(Items listed in a dataset)
---*---

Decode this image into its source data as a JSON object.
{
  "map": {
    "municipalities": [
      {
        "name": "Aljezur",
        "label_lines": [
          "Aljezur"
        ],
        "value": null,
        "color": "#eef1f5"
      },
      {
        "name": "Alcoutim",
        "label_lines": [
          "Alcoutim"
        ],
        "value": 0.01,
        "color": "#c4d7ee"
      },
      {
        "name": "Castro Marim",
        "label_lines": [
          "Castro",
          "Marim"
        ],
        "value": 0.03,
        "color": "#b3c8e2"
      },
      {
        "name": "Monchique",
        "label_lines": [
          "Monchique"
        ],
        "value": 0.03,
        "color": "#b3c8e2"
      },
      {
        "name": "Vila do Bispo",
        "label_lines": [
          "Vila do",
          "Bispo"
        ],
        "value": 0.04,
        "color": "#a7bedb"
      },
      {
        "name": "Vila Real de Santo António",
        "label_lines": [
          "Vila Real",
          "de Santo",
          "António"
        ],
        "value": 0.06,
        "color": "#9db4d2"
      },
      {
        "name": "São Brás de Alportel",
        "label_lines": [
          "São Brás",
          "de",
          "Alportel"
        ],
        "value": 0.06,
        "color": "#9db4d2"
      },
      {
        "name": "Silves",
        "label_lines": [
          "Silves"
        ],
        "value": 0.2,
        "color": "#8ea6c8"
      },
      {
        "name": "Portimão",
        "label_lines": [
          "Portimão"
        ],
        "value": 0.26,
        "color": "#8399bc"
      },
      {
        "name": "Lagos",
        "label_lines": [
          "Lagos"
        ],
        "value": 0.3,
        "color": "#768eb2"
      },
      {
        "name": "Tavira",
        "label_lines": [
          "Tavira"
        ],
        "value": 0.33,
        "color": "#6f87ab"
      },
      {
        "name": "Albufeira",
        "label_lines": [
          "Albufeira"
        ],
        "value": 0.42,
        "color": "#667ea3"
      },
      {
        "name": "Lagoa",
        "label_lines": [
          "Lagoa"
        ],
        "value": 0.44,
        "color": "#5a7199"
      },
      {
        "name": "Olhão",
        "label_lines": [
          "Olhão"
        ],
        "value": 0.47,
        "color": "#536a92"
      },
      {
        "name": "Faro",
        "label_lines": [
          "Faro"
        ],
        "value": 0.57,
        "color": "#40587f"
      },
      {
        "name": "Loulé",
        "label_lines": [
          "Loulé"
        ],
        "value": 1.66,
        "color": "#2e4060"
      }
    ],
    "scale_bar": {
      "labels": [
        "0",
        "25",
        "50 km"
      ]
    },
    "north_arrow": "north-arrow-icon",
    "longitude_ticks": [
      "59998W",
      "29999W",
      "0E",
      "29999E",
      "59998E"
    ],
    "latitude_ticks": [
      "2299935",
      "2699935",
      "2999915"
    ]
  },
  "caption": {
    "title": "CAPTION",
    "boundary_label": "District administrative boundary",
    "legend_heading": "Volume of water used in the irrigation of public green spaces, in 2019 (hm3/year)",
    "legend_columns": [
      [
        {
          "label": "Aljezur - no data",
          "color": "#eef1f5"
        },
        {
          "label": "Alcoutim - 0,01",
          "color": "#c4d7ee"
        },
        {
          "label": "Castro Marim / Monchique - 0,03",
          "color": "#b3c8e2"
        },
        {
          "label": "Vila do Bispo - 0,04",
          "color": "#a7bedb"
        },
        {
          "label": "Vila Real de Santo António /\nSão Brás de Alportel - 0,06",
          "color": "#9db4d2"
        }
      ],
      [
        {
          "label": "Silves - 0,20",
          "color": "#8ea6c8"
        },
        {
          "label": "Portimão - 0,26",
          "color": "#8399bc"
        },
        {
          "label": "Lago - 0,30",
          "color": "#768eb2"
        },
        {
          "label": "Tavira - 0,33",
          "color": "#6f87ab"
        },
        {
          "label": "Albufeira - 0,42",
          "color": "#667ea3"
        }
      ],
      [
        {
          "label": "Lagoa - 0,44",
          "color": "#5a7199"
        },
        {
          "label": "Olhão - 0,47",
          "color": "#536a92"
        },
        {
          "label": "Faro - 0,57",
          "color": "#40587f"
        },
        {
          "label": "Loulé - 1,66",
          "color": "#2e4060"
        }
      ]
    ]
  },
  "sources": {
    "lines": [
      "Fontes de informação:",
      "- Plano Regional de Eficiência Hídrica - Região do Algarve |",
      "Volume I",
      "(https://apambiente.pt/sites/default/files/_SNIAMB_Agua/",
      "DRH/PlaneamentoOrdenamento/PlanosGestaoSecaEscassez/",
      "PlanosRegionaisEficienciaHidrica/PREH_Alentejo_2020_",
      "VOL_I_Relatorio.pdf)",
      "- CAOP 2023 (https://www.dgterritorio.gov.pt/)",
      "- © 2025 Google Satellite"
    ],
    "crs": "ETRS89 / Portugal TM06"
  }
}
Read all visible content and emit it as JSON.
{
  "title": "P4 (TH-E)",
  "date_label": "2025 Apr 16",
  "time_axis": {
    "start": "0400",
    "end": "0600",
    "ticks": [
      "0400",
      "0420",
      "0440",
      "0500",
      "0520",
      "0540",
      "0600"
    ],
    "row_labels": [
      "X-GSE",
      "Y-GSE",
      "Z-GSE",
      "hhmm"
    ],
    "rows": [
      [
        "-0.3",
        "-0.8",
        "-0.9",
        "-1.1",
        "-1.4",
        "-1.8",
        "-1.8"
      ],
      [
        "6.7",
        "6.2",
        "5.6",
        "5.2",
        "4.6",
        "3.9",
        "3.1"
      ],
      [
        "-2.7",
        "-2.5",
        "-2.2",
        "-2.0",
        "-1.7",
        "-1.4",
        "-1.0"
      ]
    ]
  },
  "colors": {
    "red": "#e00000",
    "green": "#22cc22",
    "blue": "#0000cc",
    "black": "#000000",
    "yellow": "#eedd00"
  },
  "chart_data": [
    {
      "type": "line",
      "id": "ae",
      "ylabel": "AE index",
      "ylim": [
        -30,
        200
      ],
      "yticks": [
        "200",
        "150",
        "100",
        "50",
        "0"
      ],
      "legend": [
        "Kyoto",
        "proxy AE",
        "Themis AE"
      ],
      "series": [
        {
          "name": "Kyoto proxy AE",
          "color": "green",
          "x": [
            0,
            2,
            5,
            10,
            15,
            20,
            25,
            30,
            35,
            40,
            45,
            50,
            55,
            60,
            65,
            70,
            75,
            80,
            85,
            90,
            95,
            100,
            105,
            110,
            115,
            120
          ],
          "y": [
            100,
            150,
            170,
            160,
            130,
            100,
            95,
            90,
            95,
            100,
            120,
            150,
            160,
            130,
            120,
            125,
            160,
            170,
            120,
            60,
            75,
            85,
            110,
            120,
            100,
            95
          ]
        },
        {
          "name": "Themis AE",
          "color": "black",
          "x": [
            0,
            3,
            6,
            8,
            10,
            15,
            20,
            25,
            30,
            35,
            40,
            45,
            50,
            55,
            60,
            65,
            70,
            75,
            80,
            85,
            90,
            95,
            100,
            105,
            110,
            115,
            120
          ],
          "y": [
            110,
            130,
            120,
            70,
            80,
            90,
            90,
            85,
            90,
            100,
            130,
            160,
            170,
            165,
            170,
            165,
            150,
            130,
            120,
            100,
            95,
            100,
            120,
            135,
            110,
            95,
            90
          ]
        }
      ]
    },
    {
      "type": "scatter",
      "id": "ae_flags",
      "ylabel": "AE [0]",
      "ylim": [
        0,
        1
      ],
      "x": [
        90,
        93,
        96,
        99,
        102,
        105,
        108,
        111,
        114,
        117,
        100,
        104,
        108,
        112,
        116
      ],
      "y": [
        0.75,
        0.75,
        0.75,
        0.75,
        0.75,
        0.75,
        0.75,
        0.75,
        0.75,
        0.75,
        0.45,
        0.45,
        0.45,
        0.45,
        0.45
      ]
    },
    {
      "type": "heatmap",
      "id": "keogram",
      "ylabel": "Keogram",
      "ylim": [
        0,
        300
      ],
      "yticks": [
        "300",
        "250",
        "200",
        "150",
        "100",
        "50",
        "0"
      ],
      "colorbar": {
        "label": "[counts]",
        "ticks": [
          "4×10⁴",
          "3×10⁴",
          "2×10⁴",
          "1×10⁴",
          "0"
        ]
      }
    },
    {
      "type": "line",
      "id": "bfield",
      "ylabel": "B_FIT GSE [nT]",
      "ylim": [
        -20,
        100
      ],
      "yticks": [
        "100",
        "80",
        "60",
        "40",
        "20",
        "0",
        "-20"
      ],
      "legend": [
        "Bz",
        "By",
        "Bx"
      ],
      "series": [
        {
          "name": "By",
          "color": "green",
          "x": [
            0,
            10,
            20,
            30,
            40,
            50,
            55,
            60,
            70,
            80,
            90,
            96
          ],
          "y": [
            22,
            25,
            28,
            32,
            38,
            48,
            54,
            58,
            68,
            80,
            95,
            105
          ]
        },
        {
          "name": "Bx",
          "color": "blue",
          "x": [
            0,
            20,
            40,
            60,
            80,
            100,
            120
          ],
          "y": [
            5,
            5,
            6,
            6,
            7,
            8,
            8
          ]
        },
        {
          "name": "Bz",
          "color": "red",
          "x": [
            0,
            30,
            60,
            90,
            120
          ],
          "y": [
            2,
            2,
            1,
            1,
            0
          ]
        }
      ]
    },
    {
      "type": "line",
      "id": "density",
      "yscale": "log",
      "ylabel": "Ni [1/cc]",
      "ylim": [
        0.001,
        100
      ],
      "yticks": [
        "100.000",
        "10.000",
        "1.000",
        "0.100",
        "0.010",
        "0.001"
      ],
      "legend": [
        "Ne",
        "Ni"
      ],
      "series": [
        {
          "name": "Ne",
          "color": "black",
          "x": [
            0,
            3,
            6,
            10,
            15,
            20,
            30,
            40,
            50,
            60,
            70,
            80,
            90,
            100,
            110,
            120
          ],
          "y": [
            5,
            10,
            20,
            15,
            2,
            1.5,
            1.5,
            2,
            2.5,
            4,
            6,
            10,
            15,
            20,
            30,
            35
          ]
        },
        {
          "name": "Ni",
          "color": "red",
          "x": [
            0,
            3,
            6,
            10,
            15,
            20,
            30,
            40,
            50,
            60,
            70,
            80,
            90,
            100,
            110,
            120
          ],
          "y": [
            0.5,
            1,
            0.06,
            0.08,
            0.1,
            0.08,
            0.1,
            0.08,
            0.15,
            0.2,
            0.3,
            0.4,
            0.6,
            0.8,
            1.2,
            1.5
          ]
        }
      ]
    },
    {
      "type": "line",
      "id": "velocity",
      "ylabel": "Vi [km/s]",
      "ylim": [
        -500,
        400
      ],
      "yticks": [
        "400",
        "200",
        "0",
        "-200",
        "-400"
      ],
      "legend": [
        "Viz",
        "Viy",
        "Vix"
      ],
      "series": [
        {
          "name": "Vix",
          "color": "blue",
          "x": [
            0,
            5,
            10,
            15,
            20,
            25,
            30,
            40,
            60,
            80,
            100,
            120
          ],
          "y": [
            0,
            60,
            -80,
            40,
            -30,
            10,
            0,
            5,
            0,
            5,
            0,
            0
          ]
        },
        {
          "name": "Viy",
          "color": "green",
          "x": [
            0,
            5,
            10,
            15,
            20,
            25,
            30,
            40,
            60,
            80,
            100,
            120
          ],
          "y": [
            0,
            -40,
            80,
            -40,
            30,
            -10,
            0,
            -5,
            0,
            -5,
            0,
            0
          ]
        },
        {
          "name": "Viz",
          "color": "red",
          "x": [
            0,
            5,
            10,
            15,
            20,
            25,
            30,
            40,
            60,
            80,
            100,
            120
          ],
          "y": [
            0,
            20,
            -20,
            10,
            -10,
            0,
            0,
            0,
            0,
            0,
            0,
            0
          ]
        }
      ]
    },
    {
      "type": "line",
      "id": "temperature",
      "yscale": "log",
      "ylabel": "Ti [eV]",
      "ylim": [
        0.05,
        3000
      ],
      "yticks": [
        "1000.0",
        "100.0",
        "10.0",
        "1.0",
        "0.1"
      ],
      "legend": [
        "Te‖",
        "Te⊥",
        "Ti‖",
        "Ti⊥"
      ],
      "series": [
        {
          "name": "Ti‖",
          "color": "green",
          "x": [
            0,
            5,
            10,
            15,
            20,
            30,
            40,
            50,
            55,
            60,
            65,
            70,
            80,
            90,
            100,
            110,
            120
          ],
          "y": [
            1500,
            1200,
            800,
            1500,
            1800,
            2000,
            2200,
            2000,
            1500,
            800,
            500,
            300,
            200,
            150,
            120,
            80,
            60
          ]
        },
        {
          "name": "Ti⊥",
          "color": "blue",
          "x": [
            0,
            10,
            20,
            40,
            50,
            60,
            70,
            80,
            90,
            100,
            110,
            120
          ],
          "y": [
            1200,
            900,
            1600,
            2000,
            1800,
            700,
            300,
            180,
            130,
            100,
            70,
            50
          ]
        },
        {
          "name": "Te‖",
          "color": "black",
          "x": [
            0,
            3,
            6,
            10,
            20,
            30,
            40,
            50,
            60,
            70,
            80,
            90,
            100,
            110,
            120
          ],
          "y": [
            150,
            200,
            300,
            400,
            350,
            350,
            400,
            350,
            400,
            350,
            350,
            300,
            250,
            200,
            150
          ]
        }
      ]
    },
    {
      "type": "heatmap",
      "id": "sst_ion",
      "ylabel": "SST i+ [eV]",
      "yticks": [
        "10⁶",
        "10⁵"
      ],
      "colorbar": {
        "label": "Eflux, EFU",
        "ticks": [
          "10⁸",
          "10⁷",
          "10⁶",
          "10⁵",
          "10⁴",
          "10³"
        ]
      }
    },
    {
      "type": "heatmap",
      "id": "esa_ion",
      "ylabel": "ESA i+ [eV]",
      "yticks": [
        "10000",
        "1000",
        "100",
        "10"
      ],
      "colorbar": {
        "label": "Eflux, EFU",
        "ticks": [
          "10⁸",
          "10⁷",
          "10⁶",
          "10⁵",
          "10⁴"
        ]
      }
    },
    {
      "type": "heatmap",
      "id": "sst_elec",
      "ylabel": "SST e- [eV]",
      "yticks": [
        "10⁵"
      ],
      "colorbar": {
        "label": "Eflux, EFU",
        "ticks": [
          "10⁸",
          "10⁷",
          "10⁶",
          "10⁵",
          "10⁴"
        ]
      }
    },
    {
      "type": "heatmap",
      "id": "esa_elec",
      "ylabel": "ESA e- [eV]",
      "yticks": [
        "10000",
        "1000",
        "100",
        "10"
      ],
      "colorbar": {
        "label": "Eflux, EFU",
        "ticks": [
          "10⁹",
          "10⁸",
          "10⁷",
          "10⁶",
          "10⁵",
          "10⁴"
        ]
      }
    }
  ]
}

---*---

— Problem description —
Copy all lines above containing the string "Santo".

— Solution below —
        "name": "Vila Real de Santo António",
          "de Santo",
          "label": "Vila Real de Santo António /\nSão Brás de Alportel - 0,06",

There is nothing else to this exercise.